** start of Input **

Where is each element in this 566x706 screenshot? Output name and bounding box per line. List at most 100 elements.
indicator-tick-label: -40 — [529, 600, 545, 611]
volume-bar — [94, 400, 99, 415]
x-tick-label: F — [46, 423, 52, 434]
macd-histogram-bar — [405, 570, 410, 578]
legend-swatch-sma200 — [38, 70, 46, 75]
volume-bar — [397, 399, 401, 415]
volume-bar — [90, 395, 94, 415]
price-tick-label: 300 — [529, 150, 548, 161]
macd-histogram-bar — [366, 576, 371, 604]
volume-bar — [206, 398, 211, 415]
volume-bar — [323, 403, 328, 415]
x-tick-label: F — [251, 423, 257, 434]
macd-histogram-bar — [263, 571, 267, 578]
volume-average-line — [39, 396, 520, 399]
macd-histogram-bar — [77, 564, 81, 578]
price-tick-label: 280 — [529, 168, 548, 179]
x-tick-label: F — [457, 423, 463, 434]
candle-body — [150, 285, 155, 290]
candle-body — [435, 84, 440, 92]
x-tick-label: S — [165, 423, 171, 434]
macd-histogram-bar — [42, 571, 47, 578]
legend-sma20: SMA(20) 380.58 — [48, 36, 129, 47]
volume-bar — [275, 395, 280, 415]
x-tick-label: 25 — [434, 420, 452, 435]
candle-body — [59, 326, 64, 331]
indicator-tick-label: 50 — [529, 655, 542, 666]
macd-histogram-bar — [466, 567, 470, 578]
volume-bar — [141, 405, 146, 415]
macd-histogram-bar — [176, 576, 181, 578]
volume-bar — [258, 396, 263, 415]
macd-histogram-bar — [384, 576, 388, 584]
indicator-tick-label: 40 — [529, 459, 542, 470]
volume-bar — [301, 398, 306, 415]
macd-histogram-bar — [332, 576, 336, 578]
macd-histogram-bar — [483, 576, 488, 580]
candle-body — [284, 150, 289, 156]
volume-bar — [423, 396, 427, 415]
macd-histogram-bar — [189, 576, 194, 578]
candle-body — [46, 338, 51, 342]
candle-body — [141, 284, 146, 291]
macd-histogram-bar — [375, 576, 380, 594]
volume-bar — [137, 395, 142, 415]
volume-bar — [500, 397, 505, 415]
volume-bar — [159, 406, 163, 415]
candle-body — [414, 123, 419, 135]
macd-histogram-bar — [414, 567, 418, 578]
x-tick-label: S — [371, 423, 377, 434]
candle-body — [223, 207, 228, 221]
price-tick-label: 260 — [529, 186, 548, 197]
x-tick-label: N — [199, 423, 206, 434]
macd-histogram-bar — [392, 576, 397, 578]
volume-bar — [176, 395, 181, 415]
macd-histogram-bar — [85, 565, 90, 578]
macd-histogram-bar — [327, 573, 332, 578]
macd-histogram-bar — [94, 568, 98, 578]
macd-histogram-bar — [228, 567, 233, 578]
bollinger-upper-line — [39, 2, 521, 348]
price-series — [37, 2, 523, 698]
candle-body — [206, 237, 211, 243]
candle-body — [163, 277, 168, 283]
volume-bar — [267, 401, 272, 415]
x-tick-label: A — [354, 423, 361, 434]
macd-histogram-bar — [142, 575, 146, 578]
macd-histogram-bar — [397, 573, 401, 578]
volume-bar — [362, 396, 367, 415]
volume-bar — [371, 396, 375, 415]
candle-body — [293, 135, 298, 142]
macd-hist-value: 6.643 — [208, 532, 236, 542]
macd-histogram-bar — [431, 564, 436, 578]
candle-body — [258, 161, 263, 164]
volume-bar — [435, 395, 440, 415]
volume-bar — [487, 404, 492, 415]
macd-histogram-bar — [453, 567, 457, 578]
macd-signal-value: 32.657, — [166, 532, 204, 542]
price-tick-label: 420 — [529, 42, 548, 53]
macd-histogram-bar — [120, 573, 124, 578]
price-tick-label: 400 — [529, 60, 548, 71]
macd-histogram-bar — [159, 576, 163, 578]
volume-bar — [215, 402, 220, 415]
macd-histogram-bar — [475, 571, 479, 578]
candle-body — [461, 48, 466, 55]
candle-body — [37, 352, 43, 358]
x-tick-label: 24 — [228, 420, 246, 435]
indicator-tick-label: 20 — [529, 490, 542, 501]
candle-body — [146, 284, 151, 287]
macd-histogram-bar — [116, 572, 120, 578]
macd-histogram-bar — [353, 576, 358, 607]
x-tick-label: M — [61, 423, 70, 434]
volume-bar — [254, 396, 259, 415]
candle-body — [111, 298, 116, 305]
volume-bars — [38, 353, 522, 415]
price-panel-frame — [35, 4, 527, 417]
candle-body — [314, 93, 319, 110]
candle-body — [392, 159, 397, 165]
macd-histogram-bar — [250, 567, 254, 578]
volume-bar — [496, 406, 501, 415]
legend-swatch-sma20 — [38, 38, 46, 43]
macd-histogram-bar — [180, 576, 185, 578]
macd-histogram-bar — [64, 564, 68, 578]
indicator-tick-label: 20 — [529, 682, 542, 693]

** end of Input **

Pick out and copy each line of the records that contains the string "value".

Solved exercise
macd-hist-value: 6.643 — [208, 532, 236, 542]
macd-signal-value: 32.657, — [166, 532, 204, 542]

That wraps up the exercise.